Without omitting anything, retype the data that follows.

-- Begin LISTED RECORDS --

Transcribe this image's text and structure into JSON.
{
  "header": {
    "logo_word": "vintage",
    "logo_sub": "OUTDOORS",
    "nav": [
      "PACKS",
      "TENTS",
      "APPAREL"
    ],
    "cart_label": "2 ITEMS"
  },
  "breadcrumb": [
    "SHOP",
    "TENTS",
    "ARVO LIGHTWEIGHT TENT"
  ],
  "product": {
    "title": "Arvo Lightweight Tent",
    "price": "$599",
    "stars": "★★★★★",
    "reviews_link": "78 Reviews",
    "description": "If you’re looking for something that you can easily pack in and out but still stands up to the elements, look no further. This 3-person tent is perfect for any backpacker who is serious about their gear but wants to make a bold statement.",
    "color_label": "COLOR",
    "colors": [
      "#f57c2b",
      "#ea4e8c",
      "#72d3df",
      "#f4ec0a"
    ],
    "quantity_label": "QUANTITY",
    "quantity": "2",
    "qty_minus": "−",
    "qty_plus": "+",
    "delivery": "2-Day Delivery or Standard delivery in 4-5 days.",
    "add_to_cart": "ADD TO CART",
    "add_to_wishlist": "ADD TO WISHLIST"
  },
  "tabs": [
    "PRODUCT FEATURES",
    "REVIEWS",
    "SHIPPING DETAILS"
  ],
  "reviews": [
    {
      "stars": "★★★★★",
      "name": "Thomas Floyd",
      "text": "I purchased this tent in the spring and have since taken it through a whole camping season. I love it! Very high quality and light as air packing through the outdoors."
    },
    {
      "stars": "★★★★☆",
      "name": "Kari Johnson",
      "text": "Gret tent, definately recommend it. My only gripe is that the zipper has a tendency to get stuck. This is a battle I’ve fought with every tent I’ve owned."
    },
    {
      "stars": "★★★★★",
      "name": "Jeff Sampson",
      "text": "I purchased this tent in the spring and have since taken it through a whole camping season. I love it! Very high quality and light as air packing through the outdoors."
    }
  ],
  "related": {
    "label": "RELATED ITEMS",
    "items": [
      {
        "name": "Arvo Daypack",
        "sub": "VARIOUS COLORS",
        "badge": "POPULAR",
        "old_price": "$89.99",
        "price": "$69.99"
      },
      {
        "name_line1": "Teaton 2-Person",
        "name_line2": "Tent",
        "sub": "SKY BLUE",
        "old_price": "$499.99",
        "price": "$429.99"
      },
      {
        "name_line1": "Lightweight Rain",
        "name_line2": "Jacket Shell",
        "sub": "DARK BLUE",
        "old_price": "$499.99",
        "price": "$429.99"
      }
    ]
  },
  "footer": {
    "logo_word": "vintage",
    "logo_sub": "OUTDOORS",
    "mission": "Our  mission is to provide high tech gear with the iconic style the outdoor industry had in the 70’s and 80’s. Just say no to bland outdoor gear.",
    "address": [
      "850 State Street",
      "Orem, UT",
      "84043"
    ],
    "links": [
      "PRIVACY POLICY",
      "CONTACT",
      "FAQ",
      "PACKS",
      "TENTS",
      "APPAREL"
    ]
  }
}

-- End LISTED RECORDS --

• **THE RESULT**
Transcribe this image's text and structure into JSON.
{
  "header": {
    "logo_word": "vintage",
    "logo_sub": "OUTDOORS",
    "nav": [
      "PACKS",
      "TENTS",
      "APPAREL"
    ],
    "cart_label": "2 ITEMS"
  },
  "breadcrumb": [
    "SHOP",
    "TENTS",
    "ARVO LIGHTWEIGHT TENT"
  ],
  "product": {
    "title": "Arvo Lightweight Tent",
    "price": "$599",
    "stars": "★★★★★",
    "reviews_link": "78 Reviews",
    "description": "If you’re looking for something that you can easily pack in and out but still stands up to the elements, look no further. This 3-person tent is perfect for any backpacker who is serious about their gear but wants to make a bold statement.",
    "color_label": "COLOR",
    "colors": [
      "#f57c2b",
      "#ea4e8c",
      "#72d3df",
      "#f4ec0a"
    ],
    "quantity_label": "QUANTITY",
    "quantity": "2",
    "qty_minus": "−",
    "qty_plus": "+",
    "delivery": "2-Day Delivery or Standard delivery in 4-5 days.",
    "add_to_cart": "ADD TO CART",
    "add_to_wishlist": "ADD TO WISHLIST"
  },
  "tabs": [
    "PRODUCT FEATURES",
    "REVIEWS",
    "SHIPPING DETAILS"
  ],
  "reviews": [
    {
      "stars": "★★★★★",
      "name": "Thomas Floyd",
      "text": "I purchased this tent in the spring and have since taken it through a whole camping season. I love it! Very high quality and light as air packing through the outdoors."
    },
    {
      "stars": "★★★★☆",
      "name": "Kari Johnson",
      "text": "Gret tent, definately recommend it. My only gripe is that the zipper has a tendency to get stuck. This is a battle I’ve fought with every tent I’ve owned."
    },
    {
      "stars": "★★★★★",
      "name": "Jeff Sampson",
      "text": "I purchased this tent in the spring and have since taken it through a whole camping season. I love it! Very high quality and light as air packing through the outdoors."
    }
  ],
  "related": {
    "label": "RELATED ITEMS",
    "items": [
      {
        "name": "Arvo Daypack",
        "sub": "VARIOUS COLORS",
        "badge": "POPULAR",
        "old_price": "$89.99",
        "price": "$69.99"
      },
      {
        "name_line1": "Teaton 2-Person",
        "name_line2": "Tent",
        "sub": "SKY BLUE",
        "old_price": "$499.99",
        "price": "$429.99"
      },
      {
        "name_line1": "Lightweight Rain",
        "name_line2": "Jacket Shell",
        "sub": "DARK BLUE",
        "old_price": "$499.99",
        "price": "$429.99"
      }
    ]
  },
  "footer": {
    "logo_word": "vintage",
    "logo_sub": "OUTDOORS",
    "mission": "Our  mission is to provide high tech gear with the iconic style the outdoor industry had in the 70’s and 80’s. Just say no to bland outdoor gear.",
    "address": [
      "850 State Street",
      "Orem, UT",
      "84043"
    ],
    "links": [
      "PRIVACY POLICY",
      "CONTACT",
      "FAQ",
      "PACKS",
      "TENTS",
      "APPAREL"
    ]
  }
}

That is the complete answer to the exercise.